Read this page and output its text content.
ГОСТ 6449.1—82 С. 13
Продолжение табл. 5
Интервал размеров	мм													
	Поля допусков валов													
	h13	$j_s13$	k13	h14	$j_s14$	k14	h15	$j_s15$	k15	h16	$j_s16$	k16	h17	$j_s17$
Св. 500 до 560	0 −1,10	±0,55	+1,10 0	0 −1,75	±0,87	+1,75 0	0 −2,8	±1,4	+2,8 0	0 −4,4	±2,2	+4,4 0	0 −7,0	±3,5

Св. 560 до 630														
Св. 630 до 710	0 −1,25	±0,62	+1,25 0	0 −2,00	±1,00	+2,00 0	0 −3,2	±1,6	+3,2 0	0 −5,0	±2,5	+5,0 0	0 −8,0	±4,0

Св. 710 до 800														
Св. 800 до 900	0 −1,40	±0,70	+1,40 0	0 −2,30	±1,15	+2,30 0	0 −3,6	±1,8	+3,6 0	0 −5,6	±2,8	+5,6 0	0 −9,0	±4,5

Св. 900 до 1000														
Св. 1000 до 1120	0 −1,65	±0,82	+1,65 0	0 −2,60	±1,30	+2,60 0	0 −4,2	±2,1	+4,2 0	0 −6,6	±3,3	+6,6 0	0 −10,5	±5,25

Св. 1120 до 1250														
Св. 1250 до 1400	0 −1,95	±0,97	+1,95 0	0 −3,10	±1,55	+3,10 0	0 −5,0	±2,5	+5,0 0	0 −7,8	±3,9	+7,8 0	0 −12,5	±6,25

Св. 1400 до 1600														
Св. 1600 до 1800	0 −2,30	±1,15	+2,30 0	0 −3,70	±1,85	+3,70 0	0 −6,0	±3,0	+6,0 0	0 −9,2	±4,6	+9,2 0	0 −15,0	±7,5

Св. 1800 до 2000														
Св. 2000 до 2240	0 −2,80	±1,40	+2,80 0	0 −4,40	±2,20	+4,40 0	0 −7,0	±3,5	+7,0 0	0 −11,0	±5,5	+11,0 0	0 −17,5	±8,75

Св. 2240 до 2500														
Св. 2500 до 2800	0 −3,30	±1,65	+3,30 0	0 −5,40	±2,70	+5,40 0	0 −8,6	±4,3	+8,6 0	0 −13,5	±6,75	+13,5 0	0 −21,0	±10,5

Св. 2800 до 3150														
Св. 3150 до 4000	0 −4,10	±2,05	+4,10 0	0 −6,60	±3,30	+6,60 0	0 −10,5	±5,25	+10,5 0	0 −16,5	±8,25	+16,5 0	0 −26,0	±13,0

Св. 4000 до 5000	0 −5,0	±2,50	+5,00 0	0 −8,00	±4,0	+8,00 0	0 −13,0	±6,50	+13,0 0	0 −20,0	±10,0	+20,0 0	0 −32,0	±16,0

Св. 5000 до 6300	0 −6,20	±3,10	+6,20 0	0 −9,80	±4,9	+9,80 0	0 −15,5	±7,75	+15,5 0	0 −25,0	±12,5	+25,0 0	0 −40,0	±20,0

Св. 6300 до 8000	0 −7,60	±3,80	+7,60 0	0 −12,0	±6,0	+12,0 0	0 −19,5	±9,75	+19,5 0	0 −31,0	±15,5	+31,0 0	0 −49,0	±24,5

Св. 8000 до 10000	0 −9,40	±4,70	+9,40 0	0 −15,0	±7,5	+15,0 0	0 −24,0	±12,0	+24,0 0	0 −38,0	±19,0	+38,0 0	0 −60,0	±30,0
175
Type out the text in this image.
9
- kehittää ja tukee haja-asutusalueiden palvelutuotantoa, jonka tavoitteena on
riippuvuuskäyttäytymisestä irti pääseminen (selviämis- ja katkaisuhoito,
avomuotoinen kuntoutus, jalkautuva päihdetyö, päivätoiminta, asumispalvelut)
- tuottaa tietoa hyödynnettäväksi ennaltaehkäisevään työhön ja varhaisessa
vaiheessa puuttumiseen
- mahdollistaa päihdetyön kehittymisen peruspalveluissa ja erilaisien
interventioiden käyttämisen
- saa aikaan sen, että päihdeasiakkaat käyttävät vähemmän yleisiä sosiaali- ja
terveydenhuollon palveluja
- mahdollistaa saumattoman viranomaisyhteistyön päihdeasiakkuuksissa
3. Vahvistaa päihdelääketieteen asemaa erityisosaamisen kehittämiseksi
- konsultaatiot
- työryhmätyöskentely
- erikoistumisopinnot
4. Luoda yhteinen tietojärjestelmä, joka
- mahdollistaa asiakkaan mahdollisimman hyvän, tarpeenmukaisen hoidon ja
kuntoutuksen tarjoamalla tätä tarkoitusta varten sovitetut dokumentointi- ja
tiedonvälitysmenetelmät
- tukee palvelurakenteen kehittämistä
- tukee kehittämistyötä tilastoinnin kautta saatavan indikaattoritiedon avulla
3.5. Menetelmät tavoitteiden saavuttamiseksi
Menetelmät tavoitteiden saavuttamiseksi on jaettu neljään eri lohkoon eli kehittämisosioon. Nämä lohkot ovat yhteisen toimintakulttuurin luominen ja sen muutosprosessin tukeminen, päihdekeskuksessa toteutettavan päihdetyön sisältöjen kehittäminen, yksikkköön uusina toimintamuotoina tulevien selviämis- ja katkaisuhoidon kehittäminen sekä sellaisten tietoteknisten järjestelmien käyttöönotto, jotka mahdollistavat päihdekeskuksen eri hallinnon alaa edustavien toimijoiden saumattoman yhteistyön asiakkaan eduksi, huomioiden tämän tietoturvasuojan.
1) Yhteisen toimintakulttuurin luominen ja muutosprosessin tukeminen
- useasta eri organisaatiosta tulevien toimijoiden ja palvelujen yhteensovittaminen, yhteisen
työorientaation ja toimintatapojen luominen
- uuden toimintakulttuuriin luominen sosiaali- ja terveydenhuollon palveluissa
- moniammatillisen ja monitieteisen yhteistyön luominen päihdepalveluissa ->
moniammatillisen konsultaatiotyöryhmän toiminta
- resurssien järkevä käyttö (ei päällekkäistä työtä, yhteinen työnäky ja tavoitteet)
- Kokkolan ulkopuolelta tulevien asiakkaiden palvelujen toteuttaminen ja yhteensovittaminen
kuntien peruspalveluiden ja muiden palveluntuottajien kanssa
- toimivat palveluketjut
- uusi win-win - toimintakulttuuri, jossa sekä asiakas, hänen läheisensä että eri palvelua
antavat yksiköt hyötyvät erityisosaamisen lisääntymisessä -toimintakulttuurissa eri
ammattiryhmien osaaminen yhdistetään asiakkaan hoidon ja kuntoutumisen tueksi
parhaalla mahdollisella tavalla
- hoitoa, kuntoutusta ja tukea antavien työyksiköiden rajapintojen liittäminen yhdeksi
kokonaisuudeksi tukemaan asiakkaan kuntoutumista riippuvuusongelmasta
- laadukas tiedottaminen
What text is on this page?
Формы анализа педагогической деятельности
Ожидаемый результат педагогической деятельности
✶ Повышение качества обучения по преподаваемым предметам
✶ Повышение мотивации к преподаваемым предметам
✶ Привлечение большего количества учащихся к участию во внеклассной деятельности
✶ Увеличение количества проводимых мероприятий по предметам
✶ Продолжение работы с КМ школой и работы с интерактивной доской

Task instructions ::
Repeat exactly the lines from the line containing "What text is on this page?" through the end of the listing above; both boundary lines are part of the output.

Solution to this task ::
What text is on this page?
Формы анализа педагогической деятельности
Ожидаемый результат педагогической деятельности
✶ Повышение качества обучения по преподаваемым предметам
✶ Повышение мотивации к преподаваемым предметам
✶ Привлечение большего количества учащихся к участию во внеклассной деятельности
✶ Увеличение количества проводимых мероприятий по предметам
✶ Продолжение работы с КМ школой и работы с интерактивной доской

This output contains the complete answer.